Find the number of lines containing the string "JSON" in the data. Answer with the number by itself.

··· Items

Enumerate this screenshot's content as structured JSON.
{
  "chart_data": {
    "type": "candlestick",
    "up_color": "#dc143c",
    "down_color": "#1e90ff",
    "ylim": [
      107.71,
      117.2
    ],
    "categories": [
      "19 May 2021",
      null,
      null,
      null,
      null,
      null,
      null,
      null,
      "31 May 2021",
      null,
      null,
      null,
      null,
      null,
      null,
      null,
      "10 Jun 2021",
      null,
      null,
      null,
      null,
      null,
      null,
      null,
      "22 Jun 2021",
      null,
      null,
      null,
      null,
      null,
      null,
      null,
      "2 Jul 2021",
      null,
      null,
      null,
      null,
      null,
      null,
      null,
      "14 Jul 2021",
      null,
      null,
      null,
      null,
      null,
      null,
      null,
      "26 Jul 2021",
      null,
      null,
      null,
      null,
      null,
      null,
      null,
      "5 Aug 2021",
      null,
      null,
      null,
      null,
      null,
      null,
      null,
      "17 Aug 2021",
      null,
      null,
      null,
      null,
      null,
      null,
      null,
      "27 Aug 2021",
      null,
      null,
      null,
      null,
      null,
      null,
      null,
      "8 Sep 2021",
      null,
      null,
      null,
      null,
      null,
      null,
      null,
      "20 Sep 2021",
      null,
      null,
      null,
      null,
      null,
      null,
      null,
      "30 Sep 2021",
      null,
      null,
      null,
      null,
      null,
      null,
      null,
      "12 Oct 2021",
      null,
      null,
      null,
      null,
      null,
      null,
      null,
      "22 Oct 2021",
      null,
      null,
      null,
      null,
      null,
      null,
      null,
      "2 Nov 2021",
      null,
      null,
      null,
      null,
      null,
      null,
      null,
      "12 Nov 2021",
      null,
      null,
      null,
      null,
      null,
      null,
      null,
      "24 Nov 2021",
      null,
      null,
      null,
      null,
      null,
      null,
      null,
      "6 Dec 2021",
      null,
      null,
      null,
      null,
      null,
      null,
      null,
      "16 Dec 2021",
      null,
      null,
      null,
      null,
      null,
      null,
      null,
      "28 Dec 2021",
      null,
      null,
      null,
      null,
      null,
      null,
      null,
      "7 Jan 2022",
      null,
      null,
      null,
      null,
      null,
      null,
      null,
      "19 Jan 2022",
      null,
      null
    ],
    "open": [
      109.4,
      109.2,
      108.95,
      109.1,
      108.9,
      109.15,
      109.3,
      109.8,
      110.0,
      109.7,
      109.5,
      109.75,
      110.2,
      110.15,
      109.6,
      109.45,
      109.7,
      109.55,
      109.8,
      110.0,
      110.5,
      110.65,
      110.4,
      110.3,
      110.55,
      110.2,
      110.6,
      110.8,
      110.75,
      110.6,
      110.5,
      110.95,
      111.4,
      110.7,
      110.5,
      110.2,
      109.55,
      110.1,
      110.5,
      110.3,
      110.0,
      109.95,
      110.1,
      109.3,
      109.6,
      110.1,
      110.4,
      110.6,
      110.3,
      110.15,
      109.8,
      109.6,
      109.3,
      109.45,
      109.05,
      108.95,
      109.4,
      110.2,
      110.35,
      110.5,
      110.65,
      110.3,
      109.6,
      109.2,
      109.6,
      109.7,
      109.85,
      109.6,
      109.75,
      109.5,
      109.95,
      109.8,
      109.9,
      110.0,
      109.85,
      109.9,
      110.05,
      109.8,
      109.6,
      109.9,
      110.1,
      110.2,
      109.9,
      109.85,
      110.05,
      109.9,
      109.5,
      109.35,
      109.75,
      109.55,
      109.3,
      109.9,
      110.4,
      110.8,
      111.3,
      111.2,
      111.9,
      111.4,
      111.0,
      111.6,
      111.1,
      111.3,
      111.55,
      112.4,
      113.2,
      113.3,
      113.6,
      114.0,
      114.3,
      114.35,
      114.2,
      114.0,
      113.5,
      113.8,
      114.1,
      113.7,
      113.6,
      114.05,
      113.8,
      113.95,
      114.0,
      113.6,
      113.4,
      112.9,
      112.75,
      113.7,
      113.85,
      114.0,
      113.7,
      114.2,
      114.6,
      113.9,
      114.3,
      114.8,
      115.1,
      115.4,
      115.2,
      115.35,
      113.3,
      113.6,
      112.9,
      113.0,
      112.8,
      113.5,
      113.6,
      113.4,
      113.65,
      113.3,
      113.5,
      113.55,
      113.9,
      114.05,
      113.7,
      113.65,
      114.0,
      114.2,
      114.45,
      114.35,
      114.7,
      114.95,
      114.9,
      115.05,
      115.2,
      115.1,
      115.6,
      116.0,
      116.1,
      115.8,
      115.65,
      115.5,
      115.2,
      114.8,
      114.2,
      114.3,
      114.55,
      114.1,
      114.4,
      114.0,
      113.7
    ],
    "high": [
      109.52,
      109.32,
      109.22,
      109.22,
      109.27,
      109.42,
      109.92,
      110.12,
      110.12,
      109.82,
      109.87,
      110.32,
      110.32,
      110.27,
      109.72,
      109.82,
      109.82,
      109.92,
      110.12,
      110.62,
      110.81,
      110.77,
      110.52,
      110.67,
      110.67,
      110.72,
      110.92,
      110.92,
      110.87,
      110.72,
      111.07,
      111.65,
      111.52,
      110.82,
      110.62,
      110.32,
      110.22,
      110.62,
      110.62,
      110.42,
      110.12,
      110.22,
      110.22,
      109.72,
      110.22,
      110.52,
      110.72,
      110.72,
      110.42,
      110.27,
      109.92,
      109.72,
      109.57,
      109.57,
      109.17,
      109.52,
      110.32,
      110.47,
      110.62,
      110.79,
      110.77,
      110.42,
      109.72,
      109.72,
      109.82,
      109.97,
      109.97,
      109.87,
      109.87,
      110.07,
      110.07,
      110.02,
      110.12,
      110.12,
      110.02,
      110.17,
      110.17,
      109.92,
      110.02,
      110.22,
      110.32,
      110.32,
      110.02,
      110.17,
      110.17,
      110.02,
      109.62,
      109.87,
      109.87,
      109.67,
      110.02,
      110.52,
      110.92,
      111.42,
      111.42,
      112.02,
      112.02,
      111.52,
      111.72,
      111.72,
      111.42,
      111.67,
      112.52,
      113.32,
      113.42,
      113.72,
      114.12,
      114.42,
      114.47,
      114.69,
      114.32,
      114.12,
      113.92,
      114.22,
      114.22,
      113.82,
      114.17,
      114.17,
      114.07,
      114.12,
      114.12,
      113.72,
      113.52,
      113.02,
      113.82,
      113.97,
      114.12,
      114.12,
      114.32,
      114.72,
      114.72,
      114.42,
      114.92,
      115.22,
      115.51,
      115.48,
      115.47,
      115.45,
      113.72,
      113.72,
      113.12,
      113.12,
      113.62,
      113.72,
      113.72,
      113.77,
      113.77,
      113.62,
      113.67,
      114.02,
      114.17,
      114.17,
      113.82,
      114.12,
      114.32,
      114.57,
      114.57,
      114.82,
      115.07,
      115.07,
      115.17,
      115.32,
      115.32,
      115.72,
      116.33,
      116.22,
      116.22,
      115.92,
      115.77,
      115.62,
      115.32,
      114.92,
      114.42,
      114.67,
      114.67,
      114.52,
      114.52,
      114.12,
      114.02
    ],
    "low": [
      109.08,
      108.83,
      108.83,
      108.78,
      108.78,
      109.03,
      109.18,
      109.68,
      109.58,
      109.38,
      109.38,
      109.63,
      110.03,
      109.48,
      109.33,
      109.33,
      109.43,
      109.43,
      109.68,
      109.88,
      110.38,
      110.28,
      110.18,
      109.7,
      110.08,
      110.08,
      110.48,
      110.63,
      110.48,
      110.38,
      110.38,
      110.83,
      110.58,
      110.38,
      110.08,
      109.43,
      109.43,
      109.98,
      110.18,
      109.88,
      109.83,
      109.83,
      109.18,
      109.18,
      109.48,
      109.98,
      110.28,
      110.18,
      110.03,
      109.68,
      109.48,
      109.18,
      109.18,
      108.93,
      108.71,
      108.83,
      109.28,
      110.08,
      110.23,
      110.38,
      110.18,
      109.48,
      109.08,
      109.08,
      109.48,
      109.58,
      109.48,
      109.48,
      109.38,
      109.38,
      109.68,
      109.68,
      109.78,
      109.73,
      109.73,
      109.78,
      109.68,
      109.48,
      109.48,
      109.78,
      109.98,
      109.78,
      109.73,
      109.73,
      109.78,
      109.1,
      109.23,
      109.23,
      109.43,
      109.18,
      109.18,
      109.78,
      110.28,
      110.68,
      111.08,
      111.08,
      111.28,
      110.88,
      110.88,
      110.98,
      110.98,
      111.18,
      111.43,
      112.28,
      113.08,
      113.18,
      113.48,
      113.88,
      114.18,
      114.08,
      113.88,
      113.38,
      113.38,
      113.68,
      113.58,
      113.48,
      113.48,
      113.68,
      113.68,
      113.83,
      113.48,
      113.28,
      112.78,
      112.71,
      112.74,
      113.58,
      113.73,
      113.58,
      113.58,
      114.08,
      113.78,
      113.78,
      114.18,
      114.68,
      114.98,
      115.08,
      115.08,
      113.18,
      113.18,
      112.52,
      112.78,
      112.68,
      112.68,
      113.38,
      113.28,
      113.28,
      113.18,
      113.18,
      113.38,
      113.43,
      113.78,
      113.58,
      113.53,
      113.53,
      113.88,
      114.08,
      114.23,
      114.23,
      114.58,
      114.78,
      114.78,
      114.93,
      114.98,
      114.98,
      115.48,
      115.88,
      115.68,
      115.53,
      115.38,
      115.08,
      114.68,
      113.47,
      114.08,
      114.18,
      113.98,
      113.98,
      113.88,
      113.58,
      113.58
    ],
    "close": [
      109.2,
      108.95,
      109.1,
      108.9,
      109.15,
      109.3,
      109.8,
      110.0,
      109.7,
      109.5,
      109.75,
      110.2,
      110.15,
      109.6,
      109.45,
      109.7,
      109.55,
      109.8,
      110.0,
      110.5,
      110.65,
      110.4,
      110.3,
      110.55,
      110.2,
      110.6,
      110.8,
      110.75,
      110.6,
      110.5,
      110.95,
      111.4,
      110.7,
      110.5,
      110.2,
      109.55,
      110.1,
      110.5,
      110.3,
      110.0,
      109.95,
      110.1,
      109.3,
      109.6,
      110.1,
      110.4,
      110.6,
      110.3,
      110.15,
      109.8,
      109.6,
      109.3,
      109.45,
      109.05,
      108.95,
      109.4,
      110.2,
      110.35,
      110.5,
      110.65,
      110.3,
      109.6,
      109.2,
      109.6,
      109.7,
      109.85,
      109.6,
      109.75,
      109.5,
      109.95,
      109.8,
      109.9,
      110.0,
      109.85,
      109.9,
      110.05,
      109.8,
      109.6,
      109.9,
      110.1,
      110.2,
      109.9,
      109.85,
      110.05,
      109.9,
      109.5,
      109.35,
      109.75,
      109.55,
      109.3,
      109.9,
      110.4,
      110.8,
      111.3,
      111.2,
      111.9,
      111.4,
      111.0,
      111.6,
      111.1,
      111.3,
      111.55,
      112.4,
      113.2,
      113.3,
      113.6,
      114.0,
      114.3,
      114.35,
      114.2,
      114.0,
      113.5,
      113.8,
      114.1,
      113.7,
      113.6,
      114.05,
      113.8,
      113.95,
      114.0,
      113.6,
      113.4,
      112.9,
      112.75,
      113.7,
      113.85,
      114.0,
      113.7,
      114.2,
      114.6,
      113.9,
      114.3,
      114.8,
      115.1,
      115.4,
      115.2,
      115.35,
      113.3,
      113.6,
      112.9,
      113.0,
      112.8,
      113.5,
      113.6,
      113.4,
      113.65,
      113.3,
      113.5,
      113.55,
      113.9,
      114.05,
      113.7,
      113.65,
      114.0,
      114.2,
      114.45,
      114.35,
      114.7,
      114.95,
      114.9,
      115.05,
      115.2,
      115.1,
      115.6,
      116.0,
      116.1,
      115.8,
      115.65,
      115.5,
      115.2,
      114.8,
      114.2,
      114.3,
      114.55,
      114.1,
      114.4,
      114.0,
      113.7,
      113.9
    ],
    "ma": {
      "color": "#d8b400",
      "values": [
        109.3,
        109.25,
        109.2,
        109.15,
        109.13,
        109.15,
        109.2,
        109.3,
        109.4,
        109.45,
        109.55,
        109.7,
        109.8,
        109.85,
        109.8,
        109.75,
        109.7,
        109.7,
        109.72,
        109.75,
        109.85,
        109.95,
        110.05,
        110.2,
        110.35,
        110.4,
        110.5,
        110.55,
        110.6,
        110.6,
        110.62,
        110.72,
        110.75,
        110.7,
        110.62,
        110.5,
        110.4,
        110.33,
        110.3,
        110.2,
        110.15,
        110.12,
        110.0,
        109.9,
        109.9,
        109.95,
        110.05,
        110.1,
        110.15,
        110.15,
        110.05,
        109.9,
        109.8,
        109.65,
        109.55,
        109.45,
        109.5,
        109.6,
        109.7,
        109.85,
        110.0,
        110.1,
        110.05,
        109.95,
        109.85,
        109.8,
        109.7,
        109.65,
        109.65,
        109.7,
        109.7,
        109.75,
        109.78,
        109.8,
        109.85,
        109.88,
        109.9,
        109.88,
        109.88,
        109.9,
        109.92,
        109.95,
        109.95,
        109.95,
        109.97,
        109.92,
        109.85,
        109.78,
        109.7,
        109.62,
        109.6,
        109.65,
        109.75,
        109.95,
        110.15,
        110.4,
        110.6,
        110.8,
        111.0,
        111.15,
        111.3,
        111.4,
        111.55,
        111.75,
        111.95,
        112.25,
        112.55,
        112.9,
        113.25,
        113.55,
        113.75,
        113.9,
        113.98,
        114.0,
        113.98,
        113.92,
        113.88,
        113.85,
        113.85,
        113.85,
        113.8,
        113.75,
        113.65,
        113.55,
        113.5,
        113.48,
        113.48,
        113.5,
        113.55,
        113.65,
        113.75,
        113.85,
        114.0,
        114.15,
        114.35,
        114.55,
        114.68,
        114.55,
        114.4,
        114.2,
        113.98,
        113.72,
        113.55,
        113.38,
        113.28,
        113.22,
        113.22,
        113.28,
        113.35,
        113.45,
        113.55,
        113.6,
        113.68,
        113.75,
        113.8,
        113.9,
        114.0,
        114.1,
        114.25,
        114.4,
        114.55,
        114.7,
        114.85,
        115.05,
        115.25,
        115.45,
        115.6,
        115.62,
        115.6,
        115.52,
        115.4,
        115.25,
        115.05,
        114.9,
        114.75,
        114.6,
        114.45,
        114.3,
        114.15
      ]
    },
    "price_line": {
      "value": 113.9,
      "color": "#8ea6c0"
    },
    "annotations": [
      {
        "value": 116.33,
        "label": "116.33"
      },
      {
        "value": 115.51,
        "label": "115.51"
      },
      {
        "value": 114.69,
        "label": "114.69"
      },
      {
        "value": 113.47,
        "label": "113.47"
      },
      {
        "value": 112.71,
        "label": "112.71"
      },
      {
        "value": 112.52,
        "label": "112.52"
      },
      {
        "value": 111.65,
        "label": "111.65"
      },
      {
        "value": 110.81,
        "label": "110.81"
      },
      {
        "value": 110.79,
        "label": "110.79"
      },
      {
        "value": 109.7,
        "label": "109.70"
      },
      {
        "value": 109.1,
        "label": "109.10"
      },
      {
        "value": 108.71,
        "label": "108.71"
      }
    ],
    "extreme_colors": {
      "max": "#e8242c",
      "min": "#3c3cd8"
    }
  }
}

······
··· Items

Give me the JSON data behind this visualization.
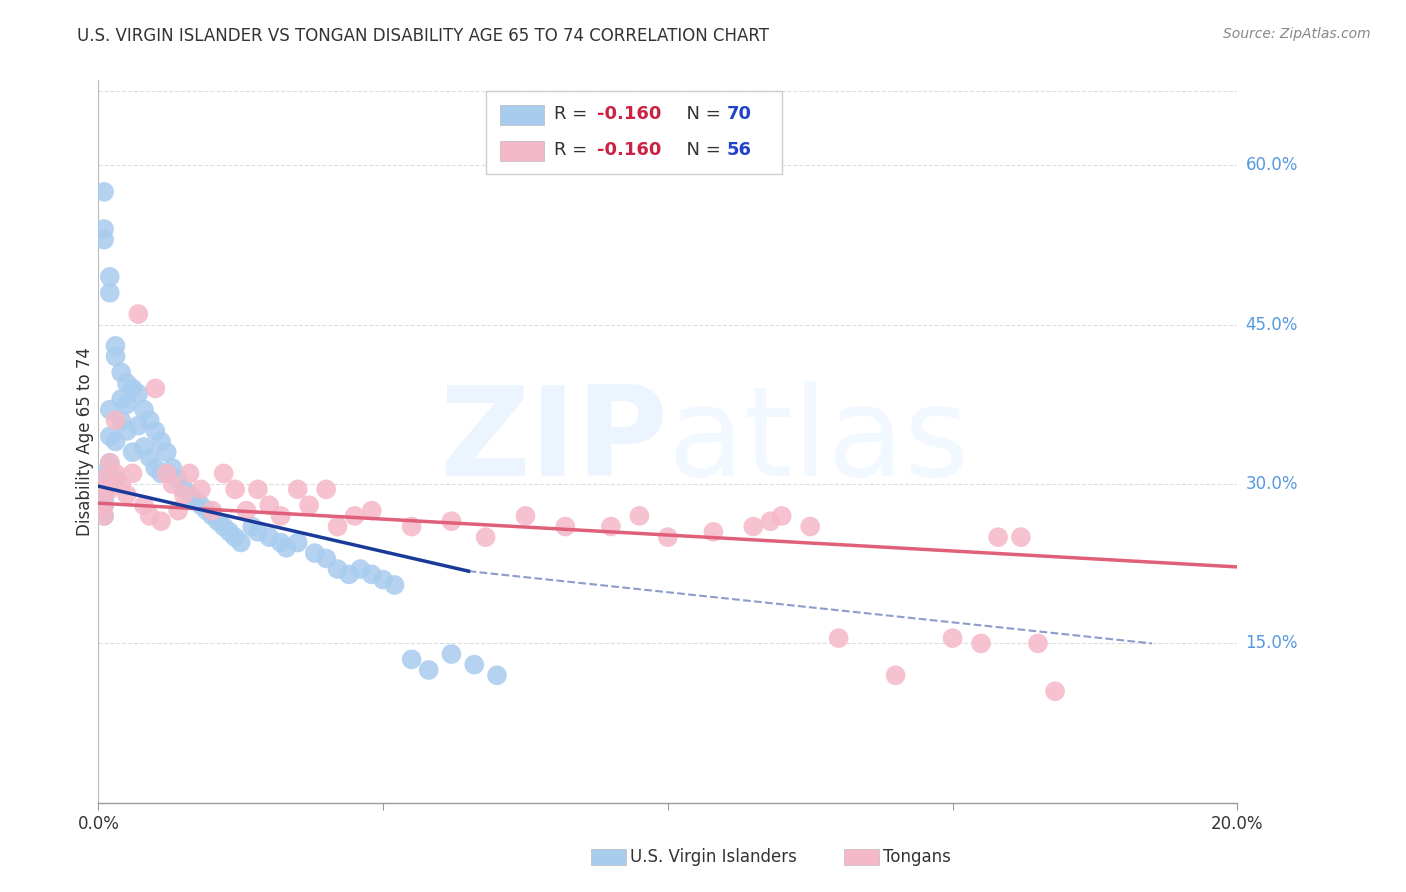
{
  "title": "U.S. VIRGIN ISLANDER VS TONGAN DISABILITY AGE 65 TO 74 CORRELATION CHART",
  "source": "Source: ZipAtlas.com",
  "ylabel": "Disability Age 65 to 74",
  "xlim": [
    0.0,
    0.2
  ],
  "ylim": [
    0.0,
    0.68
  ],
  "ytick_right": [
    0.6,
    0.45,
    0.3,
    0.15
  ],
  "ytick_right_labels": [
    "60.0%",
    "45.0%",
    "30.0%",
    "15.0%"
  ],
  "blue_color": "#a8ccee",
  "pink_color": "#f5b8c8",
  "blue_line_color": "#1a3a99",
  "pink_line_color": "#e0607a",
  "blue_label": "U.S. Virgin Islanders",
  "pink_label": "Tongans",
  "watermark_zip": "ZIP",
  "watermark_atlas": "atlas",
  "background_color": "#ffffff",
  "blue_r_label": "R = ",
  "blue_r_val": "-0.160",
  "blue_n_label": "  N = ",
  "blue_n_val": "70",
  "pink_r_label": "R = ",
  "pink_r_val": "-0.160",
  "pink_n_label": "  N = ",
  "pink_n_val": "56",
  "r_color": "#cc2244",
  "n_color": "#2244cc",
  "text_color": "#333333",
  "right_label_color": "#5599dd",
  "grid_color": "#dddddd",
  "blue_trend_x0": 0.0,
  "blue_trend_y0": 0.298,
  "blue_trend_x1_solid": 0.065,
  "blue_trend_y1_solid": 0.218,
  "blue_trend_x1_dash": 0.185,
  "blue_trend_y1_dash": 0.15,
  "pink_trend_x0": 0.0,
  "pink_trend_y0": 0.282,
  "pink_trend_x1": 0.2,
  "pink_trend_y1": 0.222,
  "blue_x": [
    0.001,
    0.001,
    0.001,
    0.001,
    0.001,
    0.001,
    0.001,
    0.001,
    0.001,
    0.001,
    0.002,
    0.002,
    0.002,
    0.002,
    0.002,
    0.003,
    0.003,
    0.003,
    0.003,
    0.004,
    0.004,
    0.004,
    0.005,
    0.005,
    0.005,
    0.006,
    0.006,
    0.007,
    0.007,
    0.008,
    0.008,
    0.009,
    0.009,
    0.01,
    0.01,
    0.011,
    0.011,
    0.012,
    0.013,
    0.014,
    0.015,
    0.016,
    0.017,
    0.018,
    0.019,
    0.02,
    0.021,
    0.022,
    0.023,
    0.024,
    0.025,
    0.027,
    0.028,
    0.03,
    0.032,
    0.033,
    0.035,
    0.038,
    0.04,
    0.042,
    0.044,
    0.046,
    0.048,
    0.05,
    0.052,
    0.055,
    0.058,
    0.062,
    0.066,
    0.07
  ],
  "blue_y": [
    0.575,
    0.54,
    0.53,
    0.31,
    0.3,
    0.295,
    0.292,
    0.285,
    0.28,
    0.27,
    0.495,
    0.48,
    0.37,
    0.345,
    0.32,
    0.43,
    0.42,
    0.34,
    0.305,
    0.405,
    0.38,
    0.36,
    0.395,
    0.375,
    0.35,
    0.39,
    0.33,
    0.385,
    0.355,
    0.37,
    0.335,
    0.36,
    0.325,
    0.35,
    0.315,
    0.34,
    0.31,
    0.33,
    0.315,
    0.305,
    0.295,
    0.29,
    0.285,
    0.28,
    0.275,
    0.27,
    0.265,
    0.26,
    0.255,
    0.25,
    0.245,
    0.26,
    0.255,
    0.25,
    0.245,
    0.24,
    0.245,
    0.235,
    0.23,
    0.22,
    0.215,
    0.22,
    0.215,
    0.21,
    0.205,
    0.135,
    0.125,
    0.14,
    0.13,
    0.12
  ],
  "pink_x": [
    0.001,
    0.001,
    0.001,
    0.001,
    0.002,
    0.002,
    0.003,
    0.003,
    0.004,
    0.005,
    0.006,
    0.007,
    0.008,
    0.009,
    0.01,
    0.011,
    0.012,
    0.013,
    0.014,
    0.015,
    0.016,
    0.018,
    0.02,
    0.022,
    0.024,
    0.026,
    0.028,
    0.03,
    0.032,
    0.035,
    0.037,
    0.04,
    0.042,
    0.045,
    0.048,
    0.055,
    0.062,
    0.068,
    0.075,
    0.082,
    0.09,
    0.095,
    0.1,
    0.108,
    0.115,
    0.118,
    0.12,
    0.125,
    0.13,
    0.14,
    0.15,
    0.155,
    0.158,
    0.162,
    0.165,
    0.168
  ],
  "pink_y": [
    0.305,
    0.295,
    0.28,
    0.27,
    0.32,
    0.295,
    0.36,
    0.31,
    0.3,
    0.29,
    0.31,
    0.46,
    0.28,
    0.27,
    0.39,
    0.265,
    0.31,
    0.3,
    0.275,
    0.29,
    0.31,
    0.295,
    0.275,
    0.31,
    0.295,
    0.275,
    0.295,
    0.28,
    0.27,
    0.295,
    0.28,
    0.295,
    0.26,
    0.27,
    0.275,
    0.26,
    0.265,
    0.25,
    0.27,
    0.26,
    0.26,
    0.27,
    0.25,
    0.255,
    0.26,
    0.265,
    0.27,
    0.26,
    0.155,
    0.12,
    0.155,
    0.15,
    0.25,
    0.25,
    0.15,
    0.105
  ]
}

······

Output of the task:
2